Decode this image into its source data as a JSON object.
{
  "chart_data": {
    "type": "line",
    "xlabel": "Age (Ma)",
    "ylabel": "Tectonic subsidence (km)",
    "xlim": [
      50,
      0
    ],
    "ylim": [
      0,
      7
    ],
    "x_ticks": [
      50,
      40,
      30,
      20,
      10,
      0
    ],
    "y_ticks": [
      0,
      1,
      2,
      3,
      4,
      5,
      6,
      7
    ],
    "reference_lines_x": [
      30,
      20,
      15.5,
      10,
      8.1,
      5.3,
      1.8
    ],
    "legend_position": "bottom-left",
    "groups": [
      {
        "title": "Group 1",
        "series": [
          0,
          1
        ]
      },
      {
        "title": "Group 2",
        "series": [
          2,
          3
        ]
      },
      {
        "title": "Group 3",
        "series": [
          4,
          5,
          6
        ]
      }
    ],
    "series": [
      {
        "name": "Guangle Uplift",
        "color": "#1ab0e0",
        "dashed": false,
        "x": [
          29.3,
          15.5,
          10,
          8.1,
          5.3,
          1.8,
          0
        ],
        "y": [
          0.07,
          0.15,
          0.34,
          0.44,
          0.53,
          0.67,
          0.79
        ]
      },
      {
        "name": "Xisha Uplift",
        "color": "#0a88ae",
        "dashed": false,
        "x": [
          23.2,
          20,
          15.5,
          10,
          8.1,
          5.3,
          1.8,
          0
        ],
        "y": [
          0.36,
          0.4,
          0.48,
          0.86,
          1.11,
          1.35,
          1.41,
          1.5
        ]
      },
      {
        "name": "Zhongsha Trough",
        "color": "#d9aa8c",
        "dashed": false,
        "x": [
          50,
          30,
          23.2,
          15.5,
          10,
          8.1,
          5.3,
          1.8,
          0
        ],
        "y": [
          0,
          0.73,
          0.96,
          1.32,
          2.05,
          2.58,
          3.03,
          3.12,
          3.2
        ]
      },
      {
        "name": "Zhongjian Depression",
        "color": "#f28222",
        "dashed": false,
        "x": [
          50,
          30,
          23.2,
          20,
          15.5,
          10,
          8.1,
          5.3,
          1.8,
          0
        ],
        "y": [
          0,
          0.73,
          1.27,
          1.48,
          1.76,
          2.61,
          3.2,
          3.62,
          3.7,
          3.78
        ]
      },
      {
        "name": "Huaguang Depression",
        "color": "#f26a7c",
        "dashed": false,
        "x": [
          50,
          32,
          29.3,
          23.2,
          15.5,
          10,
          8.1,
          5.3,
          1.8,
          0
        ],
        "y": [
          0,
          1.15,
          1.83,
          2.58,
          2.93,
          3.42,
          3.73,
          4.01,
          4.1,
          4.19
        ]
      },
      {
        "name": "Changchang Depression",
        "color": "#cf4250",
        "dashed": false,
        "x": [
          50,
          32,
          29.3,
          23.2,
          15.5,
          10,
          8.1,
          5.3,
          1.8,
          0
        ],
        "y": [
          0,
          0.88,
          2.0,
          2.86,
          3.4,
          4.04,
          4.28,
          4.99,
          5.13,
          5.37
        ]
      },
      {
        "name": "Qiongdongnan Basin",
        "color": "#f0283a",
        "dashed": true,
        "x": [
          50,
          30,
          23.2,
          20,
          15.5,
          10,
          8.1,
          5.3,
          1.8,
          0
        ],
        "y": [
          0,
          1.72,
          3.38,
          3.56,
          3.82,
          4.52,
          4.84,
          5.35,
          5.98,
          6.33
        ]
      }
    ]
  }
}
○ ○ ○
● WHAT THIS TASK INVOLVES
Quote every record above exactly.

● RESULT BELOW
Decode this image into its source data as a JSON object.
{
  "chart_data": {
    "type": "line",
    "xlabel": "Age (Ma)",
    "ylabel": "Tectonic subsidence (km)",
    "xlim": [
      50,
      0
    ],
    "ylim": [
      0,
      7
    ],
    "x_ticks": [
      50,
      40,
      30,
      20,
      10,
      0
    ],
    "y_ticks": [
      0,
      1,
      2,
      3,
      4,
      5,
      6,
      7
    ],
    "reference_lines_x": [
      30,
      20,
      15.5,
      10,
      8.1,
      5.3,
      1.8
    ],
    "legend_position": "bottom-left",
    "groups": [
      {
        "title": "Group 1",
        "series": [
          0,
          1
        ]
      },
      {
        "title": "Group 2",
        "series": [
          2,
          3
        ]
      },
      {
        "title": "Group 3",
        "series": [
          4,
          5,
          6
        ]
      }
    ],
    "series": [
      {
        "name": "Guangle Uplift",
        "color": "#1ab0e0",
        "dashed": false,
        "x": [
          29.3,
          15.5,
          10,
          8.1,
          5.3,
          1.8,
          0
        ],
        "y": [
          0.07,
          0.15,
          0.34,
          0.44,
          0.53,
          0.67,
          0.79
        ]
      },
      {
        "name": "Xisha Uplift",
        "color": "#0a88ae",
        "dashed": false,
        "x": [
          23.2,
          20,
          15.5,
          10,
          8.1,
          5.3,
          1.8,
          0
        ],
        "y": [
          0.36,
          0.4,
          0.48,
          0.86,
          1.11,
          1.35,
          1.41,
          1.5
        ]
      },
      {
        "name": "Zhongsha Trough",
        "color": "#d9aa8c",
        "dashed": false,
        "x": [
          50,
          30,
          23.2,
          15.5,
          10,
          8.1,
          5.3,
          1.8,
          0
        ],
        "y": [
          0,
          0.73,
          0.96,
          1.32,
          2.05,
          2.58,
          3.03,
          3.12,
          3.2
        ]
      },
      {
        "name": "Zhongjian Depression",
        "color": "#f28222",
        "dashed": false,
        "x": [
          50,
          30,
          23.2,
          20,
          15.5,
          10,
          8.1,
          5.3,
          1.8,
          0
        ],
        "y": [
          0,
          0.73,
          1.27,
          1.48,
          1.76,
          2.61,
          3.2,
          3.62,
          3.7,
          3.78
        ]
      },
      {
        "name": "Huaguang Depression",
        "color": "#f26a7c",
        "dashed": false,
        "x": [
          50,
          32,
          29.3,
          23.2,
          15.5,
          10,
          8.1,
          5.3,
          1.8,
          0
        ],
        "y": [
          0,
          1.15,
          1.83,
          2.58,
          2.93,
          3.42,
          3.73,
          4.01,
          4.1,
          4.19
        ]
      },
      {
        "name": "Changchang Depression",
        "color": "#cf4250",
        "dashed": false,
        "x": [
          50,
          32,
          29.3,
          23.2,
          15.5,
          10,
          8.1,
          5.3,
          1.8,
          0
        ],
        "y": [
          0,
          0.88,
          2.0,
          2.86,
          3.4,
          4.04,
          4.28,
          4.99,
          5.13,
          5.37
        ]
      },
      {
        "name": "Qiongdongnan Basin",
        "color": "#f0283a",
        "dashed": true,
        "x": [
          50,
          30,
          23.2,
          20,
          15.5,
          10,
          8.1,
          5.3,
          1.8,
          0
        ],
        "y": [
          0,
          1.72,
          3.38,
          3.56,
          3.82,
          4.52,
          4.84,
          5.35,
          5.98,
          6.33
        ]
      }
    ]
  }
}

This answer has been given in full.